Challenge =
Where a line of the material contains the string "grid", copy that line.

Data excerpts =
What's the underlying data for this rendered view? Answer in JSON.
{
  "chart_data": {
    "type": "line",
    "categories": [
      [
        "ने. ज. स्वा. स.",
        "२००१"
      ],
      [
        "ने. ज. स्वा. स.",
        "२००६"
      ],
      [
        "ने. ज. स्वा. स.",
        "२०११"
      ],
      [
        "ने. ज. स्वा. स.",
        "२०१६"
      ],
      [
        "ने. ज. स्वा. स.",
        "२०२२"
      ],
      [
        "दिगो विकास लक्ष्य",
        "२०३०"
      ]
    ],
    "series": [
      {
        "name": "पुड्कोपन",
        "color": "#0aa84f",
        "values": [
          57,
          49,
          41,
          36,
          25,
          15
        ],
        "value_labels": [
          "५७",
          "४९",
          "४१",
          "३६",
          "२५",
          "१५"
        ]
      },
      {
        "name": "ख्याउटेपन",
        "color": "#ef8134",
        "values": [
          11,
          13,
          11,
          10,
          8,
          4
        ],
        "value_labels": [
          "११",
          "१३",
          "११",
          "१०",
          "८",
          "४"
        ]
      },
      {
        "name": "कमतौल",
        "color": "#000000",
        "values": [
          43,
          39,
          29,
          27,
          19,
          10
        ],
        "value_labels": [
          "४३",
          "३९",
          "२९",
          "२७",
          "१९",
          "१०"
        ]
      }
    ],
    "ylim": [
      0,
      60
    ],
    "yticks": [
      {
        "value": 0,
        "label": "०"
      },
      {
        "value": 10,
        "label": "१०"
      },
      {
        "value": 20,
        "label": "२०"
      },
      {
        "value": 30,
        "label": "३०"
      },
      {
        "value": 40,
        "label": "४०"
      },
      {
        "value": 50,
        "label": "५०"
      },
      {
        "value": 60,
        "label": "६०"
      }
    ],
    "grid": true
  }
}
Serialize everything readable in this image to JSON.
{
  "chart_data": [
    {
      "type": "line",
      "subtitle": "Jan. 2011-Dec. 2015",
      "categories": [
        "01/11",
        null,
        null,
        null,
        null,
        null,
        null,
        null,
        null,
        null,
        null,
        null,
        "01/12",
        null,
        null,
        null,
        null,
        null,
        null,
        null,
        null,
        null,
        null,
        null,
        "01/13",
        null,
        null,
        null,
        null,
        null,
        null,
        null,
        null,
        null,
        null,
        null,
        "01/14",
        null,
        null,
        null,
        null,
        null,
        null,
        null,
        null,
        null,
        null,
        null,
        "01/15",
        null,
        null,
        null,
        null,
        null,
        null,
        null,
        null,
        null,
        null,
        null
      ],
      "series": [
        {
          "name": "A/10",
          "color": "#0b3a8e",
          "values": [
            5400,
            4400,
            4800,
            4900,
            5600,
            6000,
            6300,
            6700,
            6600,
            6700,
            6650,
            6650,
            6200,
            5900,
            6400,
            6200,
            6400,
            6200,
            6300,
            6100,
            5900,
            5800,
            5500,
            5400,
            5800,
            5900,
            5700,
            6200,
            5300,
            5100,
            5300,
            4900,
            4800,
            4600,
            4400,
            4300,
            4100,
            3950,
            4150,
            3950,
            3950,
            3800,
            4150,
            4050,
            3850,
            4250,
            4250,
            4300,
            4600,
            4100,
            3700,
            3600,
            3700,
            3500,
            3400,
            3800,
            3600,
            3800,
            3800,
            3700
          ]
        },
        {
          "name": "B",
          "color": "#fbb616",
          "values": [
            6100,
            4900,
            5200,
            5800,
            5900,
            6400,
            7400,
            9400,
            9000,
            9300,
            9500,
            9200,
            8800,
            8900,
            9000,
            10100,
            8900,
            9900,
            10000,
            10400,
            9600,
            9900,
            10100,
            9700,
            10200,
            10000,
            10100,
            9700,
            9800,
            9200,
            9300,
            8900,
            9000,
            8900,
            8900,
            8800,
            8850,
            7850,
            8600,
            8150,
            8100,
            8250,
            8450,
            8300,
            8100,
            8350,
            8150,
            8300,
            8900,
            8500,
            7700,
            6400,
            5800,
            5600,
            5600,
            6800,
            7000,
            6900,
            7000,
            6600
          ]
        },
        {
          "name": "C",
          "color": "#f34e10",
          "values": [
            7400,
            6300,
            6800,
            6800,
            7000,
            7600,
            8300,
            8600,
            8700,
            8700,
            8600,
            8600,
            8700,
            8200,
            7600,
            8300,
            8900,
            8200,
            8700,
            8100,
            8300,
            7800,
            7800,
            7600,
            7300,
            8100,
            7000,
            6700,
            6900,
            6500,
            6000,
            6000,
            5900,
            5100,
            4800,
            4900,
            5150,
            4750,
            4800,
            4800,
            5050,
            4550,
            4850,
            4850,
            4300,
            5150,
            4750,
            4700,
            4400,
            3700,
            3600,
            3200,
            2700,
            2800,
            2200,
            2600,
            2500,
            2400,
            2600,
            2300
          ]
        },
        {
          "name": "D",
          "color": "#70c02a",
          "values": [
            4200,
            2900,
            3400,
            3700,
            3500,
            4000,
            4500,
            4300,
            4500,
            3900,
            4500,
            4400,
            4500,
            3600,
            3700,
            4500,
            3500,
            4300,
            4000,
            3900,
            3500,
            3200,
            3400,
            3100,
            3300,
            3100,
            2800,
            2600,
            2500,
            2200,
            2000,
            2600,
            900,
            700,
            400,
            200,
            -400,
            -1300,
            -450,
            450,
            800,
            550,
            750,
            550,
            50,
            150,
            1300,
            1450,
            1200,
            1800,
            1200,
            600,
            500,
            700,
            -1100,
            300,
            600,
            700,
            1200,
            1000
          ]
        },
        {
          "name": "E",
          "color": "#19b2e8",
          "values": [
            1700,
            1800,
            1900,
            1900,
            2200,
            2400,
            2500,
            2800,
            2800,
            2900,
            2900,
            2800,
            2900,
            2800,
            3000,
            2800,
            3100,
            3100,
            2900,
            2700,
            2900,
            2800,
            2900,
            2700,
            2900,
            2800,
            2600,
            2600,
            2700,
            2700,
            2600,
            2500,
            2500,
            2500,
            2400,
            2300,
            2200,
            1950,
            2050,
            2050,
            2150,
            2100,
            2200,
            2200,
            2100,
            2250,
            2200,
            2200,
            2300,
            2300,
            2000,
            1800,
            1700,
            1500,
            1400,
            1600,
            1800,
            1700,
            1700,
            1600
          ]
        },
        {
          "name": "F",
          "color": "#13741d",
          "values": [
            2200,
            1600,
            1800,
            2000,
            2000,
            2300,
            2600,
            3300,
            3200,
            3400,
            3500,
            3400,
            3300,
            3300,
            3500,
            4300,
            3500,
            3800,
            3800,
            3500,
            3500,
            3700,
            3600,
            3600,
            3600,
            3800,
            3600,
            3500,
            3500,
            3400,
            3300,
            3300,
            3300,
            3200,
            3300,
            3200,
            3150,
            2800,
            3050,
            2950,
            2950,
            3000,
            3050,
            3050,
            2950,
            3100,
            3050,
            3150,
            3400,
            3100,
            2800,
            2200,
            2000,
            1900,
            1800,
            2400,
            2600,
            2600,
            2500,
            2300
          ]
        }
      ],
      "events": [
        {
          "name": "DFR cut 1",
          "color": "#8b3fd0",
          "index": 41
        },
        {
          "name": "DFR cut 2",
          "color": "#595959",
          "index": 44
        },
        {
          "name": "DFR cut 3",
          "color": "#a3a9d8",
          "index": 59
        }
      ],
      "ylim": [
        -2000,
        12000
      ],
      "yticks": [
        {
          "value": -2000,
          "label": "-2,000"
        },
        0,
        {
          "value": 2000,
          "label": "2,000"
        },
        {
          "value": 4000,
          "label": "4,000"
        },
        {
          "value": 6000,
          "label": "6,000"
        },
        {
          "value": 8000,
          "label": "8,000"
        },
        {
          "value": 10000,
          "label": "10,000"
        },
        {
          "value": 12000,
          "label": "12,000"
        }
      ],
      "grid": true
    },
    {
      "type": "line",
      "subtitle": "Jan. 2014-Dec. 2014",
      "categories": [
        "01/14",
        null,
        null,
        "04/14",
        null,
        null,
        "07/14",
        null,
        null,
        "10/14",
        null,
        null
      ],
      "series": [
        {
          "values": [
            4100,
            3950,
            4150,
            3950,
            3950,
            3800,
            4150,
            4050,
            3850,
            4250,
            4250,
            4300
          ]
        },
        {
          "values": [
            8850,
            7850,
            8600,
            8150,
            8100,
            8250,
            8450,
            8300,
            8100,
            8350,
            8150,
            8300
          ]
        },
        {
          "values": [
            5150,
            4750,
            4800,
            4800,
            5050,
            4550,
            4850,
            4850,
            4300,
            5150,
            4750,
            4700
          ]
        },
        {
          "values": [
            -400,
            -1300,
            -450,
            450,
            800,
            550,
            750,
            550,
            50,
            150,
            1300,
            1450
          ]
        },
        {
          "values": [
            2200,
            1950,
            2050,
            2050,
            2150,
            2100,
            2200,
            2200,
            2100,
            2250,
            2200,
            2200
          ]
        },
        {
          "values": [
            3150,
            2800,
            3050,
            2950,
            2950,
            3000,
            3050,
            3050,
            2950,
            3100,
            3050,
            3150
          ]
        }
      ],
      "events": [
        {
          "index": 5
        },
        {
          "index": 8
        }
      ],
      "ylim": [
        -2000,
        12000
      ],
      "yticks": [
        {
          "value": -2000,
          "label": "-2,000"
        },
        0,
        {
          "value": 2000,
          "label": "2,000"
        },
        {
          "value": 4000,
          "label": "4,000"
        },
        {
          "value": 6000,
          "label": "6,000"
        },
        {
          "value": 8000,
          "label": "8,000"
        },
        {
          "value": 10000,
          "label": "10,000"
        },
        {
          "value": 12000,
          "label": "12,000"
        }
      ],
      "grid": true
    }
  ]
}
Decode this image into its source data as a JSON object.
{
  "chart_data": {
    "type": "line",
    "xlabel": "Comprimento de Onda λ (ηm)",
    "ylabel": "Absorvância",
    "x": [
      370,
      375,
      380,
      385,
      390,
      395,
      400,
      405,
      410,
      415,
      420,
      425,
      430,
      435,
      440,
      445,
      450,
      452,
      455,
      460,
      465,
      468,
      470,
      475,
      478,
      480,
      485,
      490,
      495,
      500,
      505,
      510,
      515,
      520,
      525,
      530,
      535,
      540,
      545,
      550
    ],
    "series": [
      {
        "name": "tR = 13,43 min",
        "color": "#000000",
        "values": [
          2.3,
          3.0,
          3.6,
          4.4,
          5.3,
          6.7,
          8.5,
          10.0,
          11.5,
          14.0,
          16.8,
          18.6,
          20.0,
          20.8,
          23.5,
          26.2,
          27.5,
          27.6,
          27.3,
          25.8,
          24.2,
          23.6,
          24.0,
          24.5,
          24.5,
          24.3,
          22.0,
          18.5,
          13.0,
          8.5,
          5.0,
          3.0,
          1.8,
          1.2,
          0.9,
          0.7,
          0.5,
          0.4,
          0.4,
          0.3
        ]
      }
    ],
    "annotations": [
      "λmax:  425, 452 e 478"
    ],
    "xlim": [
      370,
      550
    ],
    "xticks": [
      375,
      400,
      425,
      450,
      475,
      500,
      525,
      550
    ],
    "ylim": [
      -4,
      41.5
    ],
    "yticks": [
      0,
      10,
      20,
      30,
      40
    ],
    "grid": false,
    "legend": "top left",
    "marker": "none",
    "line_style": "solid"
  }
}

Final result =
    "grid": true
      "grid": true
      "grid": true
    "grid": false,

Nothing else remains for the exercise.